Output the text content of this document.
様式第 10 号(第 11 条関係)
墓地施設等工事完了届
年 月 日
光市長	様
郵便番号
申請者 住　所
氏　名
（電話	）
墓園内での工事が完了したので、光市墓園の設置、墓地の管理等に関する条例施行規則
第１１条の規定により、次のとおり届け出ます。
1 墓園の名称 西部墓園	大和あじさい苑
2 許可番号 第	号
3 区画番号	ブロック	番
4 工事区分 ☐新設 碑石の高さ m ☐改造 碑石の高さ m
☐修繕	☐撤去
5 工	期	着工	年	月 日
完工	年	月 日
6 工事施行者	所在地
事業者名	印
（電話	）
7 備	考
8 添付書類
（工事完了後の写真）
════════
_Written instruction_
Reproduce all of the material above word for word.

_Task output_
Output the text content of this document.
様式第 10 号(第 11 条関係)
墓地施設等工事完了届
年 月 日
光市長	様
郵便番号
申請者 住　所
氏　名
（電話	）
墓園内での工事が完了したので、光市墓園の設置、墓地の管理等に関する条例施行規則
第１１条の規定により、次のとおり届け出ます。
1 墓園の名称 西部墓園	大和あじさい苑
2 許可番号 第	号
3 区画番号	ブロック	番
4 工事区分 ☐新設 碑石の高さ m ☐改造 碑石の高さ m
☐修繕	☐撤去
5 工	期	着工	年	月 日
完工	年	月 日
6 工事施行者	所在地
事業者名	印
（電話	）
7 備	考
8 添付書類
（工事完了後の写真）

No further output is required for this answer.